* **WORK REQUIRED**:
Rewrite the records below, putting "nav-item" wherever "sidebar-item" appears and changing nothing else.

* **STORED DATA**:
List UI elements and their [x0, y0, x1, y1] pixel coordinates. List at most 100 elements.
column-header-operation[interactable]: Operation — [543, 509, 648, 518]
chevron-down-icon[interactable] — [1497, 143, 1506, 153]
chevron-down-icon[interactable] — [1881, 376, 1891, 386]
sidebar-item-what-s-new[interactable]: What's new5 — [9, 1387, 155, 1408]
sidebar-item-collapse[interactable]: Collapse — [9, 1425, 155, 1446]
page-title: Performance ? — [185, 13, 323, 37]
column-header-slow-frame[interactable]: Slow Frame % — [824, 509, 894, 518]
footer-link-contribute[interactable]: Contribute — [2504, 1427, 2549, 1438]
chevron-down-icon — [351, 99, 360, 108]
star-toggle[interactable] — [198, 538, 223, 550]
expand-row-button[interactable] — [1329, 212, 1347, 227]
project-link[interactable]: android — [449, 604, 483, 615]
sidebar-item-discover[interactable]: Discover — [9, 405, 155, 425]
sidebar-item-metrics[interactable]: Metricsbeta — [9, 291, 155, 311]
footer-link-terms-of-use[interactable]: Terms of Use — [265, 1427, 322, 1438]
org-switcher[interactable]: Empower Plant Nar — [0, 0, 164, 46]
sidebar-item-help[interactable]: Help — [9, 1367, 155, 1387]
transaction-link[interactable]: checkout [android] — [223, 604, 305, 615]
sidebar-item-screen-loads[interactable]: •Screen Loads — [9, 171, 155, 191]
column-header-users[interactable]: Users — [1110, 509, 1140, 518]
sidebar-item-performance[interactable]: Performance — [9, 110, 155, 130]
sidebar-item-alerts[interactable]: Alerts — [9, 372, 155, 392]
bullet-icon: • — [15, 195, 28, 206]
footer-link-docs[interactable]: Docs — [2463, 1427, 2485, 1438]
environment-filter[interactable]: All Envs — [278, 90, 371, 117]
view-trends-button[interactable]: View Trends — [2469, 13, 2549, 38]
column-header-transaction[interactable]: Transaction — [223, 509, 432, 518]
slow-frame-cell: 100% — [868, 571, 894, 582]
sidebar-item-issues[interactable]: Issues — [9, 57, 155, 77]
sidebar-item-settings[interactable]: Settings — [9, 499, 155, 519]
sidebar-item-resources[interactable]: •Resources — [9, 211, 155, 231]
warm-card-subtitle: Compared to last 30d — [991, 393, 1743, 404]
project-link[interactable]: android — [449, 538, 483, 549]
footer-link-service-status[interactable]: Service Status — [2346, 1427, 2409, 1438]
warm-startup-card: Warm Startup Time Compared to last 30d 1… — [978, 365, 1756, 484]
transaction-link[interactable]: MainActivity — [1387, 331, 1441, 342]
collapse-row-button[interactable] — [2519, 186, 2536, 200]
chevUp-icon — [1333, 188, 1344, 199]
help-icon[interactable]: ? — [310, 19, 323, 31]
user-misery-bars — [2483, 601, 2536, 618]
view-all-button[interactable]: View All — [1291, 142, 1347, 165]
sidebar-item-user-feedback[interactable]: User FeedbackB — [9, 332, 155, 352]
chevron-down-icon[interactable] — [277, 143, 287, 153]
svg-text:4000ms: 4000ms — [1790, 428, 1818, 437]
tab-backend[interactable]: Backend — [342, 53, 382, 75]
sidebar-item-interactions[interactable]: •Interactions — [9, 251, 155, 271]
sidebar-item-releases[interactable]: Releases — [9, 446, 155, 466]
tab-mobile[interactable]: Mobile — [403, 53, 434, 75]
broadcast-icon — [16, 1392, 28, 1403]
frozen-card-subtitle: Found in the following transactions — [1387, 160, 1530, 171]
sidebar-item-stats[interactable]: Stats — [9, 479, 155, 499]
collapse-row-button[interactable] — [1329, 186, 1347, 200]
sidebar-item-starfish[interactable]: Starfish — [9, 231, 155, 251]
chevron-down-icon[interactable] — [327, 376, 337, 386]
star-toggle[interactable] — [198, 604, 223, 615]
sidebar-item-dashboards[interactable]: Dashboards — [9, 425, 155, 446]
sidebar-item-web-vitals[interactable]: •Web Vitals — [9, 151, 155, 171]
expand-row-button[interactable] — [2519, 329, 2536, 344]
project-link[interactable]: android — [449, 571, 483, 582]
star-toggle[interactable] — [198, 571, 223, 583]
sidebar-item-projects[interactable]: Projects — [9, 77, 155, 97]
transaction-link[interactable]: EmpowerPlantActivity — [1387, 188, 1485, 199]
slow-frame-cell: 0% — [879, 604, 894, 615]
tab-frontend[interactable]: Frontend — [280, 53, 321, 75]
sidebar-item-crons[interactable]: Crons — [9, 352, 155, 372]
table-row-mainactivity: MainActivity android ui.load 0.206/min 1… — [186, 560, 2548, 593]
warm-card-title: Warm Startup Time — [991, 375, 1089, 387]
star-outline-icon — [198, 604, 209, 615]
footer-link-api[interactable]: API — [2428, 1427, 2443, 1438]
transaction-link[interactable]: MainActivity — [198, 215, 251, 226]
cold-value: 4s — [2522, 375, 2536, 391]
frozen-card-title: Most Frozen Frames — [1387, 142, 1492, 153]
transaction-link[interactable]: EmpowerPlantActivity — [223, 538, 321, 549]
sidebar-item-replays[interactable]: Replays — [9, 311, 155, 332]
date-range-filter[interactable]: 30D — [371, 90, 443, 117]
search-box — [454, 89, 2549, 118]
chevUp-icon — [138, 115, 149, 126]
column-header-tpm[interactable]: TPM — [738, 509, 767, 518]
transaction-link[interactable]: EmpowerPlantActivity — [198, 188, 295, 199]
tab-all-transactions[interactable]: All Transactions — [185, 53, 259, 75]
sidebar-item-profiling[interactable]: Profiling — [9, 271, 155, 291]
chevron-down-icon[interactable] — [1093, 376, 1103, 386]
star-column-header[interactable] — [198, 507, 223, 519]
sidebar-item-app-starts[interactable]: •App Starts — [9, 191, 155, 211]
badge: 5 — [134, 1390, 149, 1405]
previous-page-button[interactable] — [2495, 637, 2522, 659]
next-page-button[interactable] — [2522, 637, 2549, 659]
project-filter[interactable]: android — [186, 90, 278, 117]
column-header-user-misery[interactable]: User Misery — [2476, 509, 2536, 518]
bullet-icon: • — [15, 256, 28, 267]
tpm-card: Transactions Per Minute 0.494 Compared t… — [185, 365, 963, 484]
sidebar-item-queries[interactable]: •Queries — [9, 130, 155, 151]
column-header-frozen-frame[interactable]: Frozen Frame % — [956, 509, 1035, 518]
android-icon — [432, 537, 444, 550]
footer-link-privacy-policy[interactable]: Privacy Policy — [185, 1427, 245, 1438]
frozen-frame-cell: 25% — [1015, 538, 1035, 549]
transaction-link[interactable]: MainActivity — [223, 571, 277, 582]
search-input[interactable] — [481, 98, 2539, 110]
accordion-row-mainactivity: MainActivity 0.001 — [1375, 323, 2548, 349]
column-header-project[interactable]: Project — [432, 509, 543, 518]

* **CORRECT RESULT**:
List UI elements and their [x0, y0, x1, y1] pixel coordinates. List at most 100 elements.
column-header-operation[interactable]: Operation — [543, 509, 648, 518]
chevron-down-icon[interactable] — [1497, 143, 1506, 153]
chevron-down-icon[interactable] — [1881, 376, 1891, 386]
nav-item-what-s-new[interactable]: What's new5 — [9, 1387, 155, 1408]
nav-item-collapse[interactable]: Collapse — [9, 1425, 155, 1446]
page-title: Performance ? — [185, 13, 323, 37]
column-header-slow-frame[interactable]: Slow Frame % — [824, 509, 894, 518]
footer-link-contribute[interactable]: Contribute — [2504, 1427, 2549, 1438]
chevron-down-icon — [351, 99, 360, 108]
star-toggle[interactable] — [198, 538, 223, 550]
expand-row-button[interactable] — [1329, 212, 1347, 227]
project-link[interactable]: android — [449, 604, 483, 615]
nav-item-discover[interactable]: Discover — [9, 405, 155, 425]
nav-item-metrics[interactable]: Metricsbeta — [9, 291, 155, 311]
footer-link-terms-of-use[interactable]: Terms of Use — [265, 1427, 322, 1438]
org-switcher[interactable]: Empower Plant Nar — [0, 0, 164, 46]
nav-item-help[interactable]: Help — [9, 1367, 155, 1387]
transaction-link[interactable]: checkout [android] — [223, 604, 305, 615]
nav-item-screen-loads[interactable]: •Screen Loads — [9, 171, 155, 191]
column-header-users[interactable]: Users — [1110, 509, 1140, 518]
nav-item-performance[interactable]: Performance — [9, 110, 155, 130]
nav-item-alerts[interactable]: Alerts — [9, 372, 155, 392]
bullet-icon: • — [15, 195, 28, 206]
footer-link-docs[interactable]: Docs — [2463, 1427, 2485, 1438]
environment-filter[interactable]: All Envs — [278, 90, 371, 117]
view-trends-button[interactable]: View Trends — [2469, 13, 2549, 38]
column-header-transaction[interactable]: Transaction — [223, 509, 432, 518]
slow-frame-cell: 100% — [868, 571, 894, 582]
nav-item-issues[interactable]: Issues — [9, 57, 155, 77]
nav-item-settings[interactable]: Settings — [9, 499, 155, 519]
nav-item-resources[interactable]: •Resources — [9, 211, 155, 231]
warm-card-subtitle: Compared to last 30d — [991, 393, 1743, 404]
project-link[interactable]: android — [449, 538, 483, 549]
footer-link-service-status[interactable]: Service Status — [2346, 1427, 2409, 1438]
warm-startup-card: Warm Startup Time Compared to last 30d 1… — [978, 365, 1756, 484]
transaction-link[interactable]: MainActivity — [1387, 331, 1441, 342]
collapse-row-button[interactable] — [2519, 186, 2536, 200]
chevUp-icon — [1333, 188, 1344, 199]
help-icon[interactable]: ? — [310, 19, 323, 31]
user-misery-bars — [2483, 601, 2536, 618]
view-all-button[interactable]: View All — [1291, 142, 1347, 165]
nav-item-user-feedback[interactable]: User FeedbackB — [9, 332, 155, 352]
chevron-down-icon[interactable] — [277, 143, 287, 153]
svg-text:4000ms: 4000ms — [1790, 428, 1818, 437]
tab-backend[interactable]: Backend — [342, 53, 382, 75]
nav-item-interactions[interactable]: •Interactions — [9, 251, 155, 271]
nav-item-releases[interactable]: Releases — [9, 446, 155, 466]
tab-mobile[interactable]: Mobile — [403, 53, 434, 75]
broadcast-icon — [16, 1392, 28, 1403]
frozen-card-subtitle: Found in the following transactions — [1387, 160, 1530, 171]
nav-item-stats[interactable]: Stats — [9, 479, 155, 499]
collapse-row-button[interactable] — [1329, 186, 1347, 200]
nav-item-starfish[interactable]: Starfish — [9, 231, 155, 251]
chevron-down-icon[interactable] — [327, 376, 337, 386]
star-toggle[interactable] — [198, 604, 223, 615]
nav-item-dashboards[interactable]: Dashboards — [9, 425, 155, 446]
nav-item-web-vitals[interactable]: •Web Vitals — [9, 151, 155, 171]
expand-row-button[interactable] — [2519, 329, 2536, 344]
project-link[interactable]: android — [449, 571, 483, 582]
star-toggle[interactable] — [198, 571, 223, 583]
nav-item-projects[interactable]: Projects — [9, 77, 155, 97]
transaction-link[interactable]: EmpowerPlantActivity — [1387, 188, 1485, 199]
slow-frame-cell: 0% — [879, 604, 894, 615]
tab-frontend[interactable]: Frontend — [280, 53, 321, 75]
nav-item-crons[interactable]: Crons — [9, 352, 155, 372]
table-row-mainactivity: MainActivity android ui.load 0.206/min 1… — [186, 560, 2548, 593]
warm-card-title: Warm Startup Time — [991, 375, 1089, 387]
star-outline-icon — [198, 604, 209, 615]
footer-link-api[interactable]: API — [2428, 1427, 2443, 1438]
transaction-link[interactable]: MainActivity — [198, 215, 251, 226]
cold-value: 4s — [2522, 375, 2536, 391]
frozen-card-title: Most Frozen Frames — [1387, 142, 1492, 153]
transaction-link[interactable]: EmpowerPlantActivity — [223, 538, 321, 549]
nav-item-replays[interactable]: Replays — [9, 311, 155, 332]
date-range-filter[interactable]: 30D — [371, 90, 443, 117]
search-box — [454, 89, 2549, 118]
chevUp-icon — [138, 115, 149, 126]
column-header-tpm[interactable]: TPM — [738, 509, 767, 518]
transaction-link[interactable]: EmpowerPlantActivity — [198, 188, 295, 199]
tab-all-transactions[interactable]: All Transactions — [185, 53, 259, 75]
nav-item-profiling[interactable]: Profiling — [9, 271, 155, 291]
chevron-down-icon[interactable] — [1093, 376, 1103, 386]
star-column-header[interactable] — [198, 507, 223, 519]
nav-item-app-starts[interactable]: •App Starts — [9, 191, 155, 211]
badge: 5 — [134, 1390, 149, 1405]
previous-page-button[interactable] — [2495, 637, 2522, 659]
next-page-button[interactable] — [2522, 637, 2549, 659]
project-filter[interactable]: android — [186, 90, 278, 117]
column-header-user-misery[interactable]: User Misery — [2476, 509, 2536, 518]
bullet-icon: • — [15, 256, 28, 267]
tpm-card: Transactions Per Minute 0.494 Compared t… — [185, 365, 963, 484]
nav-item-queries[interactable]: •Queries — [9, 130, 155, 151]
column-header-frozen-frame[interactable]: Frozen Frame % — [956, 509, 1035, 518]
android-icon — [432, 537, 444, 550]
footer-link-privacy-policy[interactable]: Privacy Policy — [185, 1427, 245, 1438]
frozen-frame-cell: 25% — [1015, 538, 1035, 549]
transaction-link[interactable]: MainActivity — [223, 571, 277, 582]
search-input[interactable] — [481, 98, 2539, 110]
accordion-row-mainactivity: MainActivity 0.001 — [1375, 323, 2548, 349]
column-header-project[interactable]: Project — [432, 509, 543, 518]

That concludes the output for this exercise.